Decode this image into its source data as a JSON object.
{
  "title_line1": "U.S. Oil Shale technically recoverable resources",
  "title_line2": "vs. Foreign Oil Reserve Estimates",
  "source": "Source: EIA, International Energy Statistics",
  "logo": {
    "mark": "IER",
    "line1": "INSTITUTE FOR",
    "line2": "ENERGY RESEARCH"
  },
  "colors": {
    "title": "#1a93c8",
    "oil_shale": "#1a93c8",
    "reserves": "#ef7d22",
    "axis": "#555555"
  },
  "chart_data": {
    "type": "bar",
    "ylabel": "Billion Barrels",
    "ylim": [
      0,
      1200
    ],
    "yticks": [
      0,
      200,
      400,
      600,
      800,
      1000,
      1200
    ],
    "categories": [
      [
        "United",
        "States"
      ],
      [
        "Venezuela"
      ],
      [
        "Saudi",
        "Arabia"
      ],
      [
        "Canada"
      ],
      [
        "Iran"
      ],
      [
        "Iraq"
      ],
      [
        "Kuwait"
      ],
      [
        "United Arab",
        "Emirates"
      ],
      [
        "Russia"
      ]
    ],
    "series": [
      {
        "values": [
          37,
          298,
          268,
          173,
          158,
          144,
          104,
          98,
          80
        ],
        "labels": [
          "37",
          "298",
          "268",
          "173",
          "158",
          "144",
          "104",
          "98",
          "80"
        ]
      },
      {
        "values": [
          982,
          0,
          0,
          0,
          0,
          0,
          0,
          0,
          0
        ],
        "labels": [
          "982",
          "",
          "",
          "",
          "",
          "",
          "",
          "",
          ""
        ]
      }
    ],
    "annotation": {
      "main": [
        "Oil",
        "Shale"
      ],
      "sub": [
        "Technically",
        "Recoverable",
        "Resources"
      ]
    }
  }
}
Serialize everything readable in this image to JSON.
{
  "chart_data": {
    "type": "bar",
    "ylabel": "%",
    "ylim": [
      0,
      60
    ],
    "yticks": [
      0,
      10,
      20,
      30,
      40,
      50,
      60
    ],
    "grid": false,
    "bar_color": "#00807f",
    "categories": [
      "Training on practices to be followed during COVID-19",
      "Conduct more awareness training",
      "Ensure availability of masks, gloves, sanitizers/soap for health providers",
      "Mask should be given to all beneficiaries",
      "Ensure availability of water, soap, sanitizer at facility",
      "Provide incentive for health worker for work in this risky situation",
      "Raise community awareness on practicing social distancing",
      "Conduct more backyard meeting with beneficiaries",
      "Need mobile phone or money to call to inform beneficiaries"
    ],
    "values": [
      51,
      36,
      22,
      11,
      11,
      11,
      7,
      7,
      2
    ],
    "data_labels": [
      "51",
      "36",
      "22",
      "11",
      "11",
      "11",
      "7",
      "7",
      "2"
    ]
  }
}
==============================
Look through the entries and find each line that has the string "JSON". Copy those lines.

- RESPONSE TO THE TASK:
Decode this image into its source data as a JSON object.
Serialize everything readable in this image to JSON.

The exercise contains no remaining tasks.